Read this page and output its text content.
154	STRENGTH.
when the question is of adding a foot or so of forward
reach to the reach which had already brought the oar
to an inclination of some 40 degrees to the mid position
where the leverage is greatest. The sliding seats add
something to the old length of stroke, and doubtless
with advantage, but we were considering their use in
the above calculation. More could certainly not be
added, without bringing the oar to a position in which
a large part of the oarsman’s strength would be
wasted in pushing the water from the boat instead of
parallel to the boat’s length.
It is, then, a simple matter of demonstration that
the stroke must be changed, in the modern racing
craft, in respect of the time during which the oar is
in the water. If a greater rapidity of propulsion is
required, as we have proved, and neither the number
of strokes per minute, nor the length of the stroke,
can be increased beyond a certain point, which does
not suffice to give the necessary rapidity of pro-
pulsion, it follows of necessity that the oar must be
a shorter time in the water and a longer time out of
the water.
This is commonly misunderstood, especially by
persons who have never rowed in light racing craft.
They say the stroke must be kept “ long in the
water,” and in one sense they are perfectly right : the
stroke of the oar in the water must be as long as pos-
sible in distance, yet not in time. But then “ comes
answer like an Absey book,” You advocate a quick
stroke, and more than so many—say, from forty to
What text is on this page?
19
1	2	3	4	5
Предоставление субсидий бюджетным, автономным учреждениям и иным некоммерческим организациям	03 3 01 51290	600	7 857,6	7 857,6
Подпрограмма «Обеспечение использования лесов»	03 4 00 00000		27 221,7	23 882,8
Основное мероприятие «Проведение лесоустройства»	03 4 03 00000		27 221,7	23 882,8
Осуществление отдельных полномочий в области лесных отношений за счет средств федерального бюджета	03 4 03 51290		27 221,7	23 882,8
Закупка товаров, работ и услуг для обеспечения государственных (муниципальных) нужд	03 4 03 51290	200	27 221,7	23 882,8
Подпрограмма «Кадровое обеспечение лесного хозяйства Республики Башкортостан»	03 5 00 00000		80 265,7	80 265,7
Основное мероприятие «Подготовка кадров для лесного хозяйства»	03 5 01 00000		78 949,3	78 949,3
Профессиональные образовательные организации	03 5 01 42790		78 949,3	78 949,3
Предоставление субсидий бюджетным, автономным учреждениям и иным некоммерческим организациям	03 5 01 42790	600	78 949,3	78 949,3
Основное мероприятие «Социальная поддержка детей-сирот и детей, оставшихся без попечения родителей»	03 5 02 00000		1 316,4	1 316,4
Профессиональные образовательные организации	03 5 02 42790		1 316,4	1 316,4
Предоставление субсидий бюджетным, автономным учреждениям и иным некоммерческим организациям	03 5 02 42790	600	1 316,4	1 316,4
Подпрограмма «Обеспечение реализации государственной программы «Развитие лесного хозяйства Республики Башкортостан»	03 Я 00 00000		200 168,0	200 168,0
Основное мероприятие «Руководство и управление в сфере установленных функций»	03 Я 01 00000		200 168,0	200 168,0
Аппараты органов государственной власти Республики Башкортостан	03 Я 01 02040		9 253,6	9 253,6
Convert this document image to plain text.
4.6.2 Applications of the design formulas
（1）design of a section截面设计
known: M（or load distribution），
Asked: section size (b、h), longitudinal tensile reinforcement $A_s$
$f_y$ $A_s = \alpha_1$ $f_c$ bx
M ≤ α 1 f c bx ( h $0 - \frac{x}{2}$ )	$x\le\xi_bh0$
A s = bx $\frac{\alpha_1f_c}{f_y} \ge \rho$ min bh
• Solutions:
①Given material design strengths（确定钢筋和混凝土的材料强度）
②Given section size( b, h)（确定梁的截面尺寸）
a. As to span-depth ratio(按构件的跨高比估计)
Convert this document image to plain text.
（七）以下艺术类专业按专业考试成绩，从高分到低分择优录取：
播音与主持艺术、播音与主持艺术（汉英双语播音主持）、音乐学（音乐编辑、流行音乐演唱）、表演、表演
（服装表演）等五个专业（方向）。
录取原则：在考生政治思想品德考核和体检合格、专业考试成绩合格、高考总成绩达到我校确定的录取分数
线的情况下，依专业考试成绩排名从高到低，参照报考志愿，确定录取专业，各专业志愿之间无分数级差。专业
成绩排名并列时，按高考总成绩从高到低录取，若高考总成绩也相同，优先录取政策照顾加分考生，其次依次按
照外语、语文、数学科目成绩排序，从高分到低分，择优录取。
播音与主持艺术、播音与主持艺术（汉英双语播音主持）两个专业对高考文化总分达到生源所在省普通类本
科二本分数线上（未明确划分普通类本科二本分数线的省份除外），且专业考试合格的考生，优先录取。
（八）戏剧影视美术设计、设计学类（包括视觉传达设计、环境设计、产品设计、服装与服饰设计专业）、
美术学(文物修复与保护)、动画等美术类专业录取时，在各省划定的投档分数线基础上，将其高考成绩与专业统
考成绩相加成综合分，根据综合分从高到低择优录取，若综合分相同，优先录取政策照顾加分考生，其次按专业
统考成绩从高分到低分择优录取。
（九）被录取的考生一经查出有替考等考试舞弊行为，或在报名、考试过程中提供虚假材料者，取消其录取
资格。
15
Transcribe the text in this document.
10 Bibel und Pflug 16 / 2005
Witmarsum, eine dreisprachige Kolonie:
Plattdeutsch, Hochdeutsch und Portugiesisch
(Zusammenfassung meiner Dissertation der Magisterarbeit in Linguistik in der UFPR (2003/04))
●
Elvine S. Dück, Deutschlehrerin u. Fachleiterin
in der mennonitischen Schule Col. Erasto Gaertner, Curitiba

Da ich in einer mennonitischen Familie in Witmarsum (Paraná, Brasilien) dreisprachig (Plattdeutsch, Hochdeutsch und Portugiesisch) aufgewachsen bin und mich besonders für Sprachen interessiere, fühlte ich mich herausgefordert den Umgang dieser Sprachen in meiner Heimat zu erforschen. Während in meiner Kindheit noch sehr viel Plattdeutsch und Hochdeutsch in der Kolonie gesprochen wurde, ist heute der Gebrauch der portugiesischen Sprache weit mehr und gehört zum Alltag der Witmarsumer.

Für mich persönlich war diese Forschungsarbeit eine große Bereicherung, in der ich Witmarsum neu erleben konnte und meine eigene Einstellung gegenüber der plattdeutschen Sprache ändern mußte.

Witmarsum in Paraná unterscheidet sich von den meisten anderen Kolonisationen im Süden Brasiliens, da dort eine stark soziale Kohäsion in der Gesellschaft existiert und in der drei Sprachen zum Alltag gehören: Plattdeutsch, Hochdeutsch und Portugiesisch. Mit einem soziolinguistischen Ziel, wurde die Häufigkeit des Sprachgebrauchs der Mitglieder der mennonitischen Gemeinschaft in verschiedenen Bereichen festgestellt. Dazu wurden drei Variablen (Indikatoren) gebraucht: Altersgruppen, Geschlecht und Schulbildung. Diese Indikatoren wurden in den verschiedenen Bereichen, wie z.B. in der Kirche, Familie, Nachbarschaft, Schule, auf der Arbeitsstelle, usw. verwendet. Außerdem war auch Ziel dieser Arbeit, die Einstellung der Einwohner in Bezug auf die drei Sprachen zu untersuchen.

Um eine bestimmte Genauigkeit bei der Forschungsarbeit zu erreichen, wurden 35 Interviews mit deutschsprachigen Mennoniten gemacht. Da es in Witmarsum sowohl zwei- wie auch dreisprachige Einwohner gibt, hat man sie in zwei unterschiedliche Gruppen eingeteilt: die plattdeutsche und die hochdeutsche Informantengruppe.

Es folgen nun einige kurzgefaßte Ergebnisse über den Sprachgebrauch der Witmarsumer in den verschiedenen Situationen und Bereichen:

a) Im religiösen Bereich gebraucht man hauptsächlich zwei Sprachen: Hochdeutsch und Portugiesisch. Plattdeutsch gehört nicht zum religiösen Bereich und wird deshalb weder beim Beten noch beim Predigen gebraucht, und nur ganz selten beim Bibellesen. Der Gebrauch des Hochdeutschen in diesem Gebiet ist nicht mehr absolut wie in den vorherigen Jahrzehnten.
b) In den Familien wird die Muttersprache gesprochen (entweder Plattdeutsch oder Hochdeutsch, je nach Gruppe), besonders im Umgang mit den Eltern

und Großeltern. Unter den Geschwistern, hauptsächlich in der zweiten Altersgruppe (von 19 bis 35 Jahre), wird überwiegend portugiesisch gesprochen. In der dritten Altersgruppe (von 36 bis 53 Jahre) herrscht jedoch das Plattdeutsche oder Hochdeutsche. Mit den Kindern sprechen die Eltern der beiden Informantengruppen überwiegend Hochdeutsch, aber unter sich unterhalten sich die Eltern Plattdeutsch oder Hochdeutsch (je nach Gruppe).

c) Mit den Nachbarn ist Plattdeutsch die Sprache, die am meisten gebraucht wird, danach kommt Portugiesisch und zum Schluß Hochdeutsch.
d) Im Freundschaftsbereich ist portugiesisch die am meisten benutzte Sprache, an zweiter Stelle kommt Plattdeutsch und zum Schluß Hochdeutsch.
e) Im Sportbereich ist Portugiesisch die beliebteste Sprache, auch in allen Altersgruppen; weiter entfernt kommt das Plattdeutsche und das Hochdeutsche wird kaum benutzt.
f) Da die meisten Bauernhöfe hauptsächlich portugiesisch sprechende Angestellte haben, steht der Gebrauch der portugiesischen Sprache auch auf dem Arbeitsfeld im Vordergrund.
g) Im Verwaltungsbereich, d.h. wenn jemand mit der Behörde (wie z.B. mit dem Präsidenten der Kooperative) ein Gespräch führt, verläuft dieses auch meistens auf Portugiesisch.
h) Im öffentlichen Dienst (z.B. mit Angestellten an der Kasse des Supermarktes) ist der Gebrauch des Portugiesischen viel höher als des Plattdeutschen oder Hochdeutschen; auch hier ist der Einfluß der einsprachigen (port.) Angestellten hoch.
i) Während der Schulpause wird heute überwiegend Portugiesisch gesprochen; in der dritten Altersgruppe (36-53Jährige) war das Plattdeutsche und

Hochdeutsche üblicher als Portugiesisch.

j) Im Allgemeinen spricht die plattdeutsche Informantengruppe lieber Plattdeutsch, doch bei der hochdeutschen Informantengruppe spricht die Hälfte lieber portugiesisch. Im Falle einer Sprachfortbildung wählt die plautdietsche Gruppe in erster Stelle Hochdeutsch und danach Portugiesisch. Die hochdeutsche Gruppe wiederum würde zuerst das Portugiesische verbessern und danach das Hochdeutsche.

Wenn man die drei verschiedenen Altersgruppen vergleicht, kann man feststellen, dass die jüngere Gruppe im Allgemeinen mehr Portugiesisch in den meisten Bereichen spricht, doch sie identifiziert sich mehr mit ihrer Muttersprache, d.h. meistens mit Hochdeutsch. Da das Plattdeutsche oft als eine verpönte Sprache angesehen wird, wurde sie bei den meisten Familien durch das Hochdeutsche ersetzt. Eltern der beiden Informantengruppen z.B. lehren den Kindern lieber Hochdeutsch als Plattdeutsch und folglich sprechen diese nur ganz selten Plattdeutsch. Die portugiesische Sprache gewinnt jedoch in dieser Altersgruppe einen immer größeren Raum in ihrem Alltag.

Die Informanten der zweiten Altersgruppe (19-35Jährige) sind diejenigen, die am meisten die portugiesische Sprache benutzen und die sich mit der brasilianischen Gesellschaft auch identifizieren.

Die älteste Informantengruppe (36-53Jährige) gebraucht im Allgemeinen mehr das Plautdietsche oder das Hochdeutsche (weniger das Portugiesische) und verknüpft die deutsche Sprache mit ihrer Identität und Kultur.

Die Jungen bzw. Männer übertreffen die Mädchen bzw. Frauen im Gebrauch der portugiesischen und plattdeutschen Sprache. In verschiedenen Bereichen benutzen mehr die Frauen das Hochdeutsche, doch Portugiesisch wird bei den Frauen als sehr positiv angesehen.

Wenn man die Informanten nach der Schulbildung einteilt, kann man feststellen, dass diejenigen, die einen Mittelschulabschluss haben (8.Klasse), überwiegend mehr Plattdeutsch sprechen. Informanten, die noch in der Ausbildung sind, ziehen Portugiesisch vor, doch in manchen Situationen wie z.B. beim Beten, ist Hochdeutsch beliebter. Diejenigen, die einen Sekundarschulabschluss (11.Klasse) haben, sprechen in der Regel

+ + + +

__Set exercise__. Where a line contains the string "автономным", extract that line.

__Final result__.
Предоставление субсидий бюджетным, автономным учреждениям и иным некоммерческим организациям	03 3 01 51290	600	7 857,6	7 857,6
Предоставление субсидий бюджетным, автономным учреждениям и иным некоммерческим организациям	03 5 01 42790	600	78 949,3	78 949,3
Предоставление субсидий бюджетным, автономным учреждениям и иным некоммерческим организациям	03 5 02 42790	600	1 316,4	1 316,4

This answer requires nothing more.